* Source records:
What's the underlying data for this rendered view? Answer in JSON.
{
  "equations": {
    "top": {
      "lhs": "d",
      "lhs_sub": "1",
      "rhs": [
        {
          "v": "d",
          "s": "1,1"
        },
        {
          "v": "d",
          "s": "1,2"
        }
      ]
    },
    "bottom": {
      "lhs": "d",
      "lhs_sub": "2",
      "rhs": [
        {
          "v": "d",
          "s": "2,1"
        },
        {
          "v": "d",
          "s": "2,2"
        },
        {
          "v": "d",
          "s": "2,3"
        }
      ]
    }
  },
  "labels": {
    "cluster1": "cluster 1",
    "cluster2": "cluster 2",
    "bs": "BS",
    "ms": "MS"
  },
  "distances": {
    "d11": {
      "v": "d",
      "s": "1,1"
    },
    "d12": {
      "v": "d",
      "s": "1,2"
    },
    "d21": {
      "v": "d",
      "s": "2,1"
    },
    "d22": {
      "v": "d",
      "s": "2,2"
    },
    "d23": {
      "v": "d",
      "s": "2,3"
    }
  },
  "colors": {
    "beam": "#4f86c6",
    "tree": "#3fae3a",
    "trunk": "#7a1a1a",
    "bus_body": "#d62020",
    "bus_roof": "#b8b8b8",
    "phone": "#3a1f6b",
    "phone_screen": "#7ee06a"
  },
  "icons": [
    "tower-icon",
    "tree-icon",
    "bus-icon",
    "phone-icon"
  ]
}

* Written exercise:
Pick out every line holding the string "cluster" and return it.

* Solution to the problem:
    "cluster1": "cluster 1",
    "cluster2": "cluster 2",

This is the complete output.